* _Information provided_
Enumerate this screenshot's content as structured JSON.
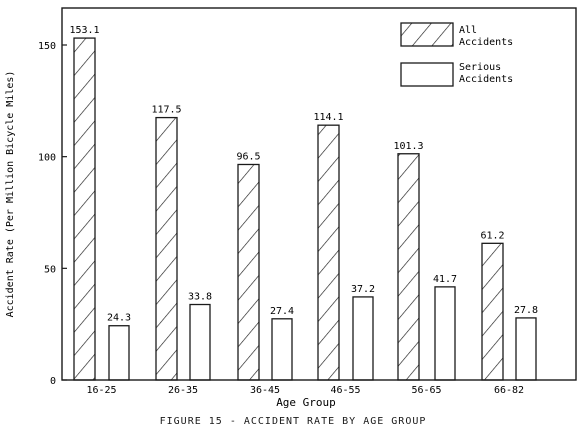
{
  "chart_data": {
    "type": "bar",
    "title": "FIGURE 15 - ACCIDENT RATE BY AGE GROUP",
    "xlabel": "Age Group",
    "ylabel": "Accident Rate (Per Million Bicycle Miles)",
    "ylim": [
      0,
      160
    ],
    "yticks": [
      "0",
      "50",
      "100",
      "150"
    ],
    "categories": [
      "16-25",
      "26-35",
      "36-45",
      "46-55",
      "56-65",
      "66-82"
    ],
    "series": [
      {
        "name": "All Accidents",
        "pattern": "hatched",
        "values": [
          153.1,
          117.5,
          96.5,
          114.1,
          101.3,
          61.2
        ],
        "labels": [
          "153.1",
          "117.5",
          "96.5",
          "114.1",
          "101.3",
          "61.2"
        ]
      },
      {
        "name": "Serious Accidents",
        "pattern": "open",
        "values": [
          24.3,
          33.8,
          27.4,
          37.2,
          41.7,
          27.8
        ],
        "labels": [
          "24.3",
          "33.8",
          "27.4",
          "37.2",
          "41.7",
          "27.8"
        ]
      }
    ],
    "legend": {
      "position": "top-right",
      "entries": [
        {
          "line1": "All",
          "line2": "Accidents"
        },
        {
          "line1": "Serious",
          "line2": "Accidents"
        }
      ]
    },
    "colors": {
      "ink": "#1a1a1a",
      "background": "#ffffff"
    }
  }
}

* _Instructions to follow_
Print each line of the material above exactly, with the pictures removed from your copy.

* _Solution to this problem_
Enumerate this screenshot's content as structured JSON.
{
  "chart_data": {
    "type": "bar",
    "title": "FIGURE 15 - ACCIDENT RATE BY AGE GROUP",
    "xlabel": "Age Group",
    "ylabel": "Accident Rate (Per Million Bicycle Miles)",
    "ylim": [
      0,
      160
    ],
    "yticks": [
      "0",
      "50",
      "100",
      "150"
    ],
    "categories": [
      "16-25",
      "26-35",
      "36-45",
      "46-55",
      "56-65",
      "66-82"
    ],
    "series": [
      {
        "name": "All Accidents",
        "pattern": "hatched",
        "values": [
          153.1,
          117.5,
          96.5,
          114.1,
          101.3,
          61.2
        ],
        "labels": [
          "153.1",
          "117.5",
          "96.5",
          "114.1",
          "101.3",
          "61.2"
        ]
      },
      {
        "name": "Serious Accidents",
        "pattern": "open",
        "values": [
          24.3,
          33.8,
          27.4,
          37.2,
          41.7,
          27.8
        ],
        "labels": [
          "24.3",
          "33.8",
          "27.4",
          "37.2",
          "41.7",
          "27.8"
        ]
      }
    ],
    "legend": {
      "position": "top-right",
      "entries": [
        {
          "line1": "All",
          "line2": "Accidents"
        },
        {
          "line1": "Serious",
          "line2": "Accidents"
        }
      ]
    },
    "colors": {
      "ink": "#1a1a1a",
      "background": "#ffffff"
    }
  }
}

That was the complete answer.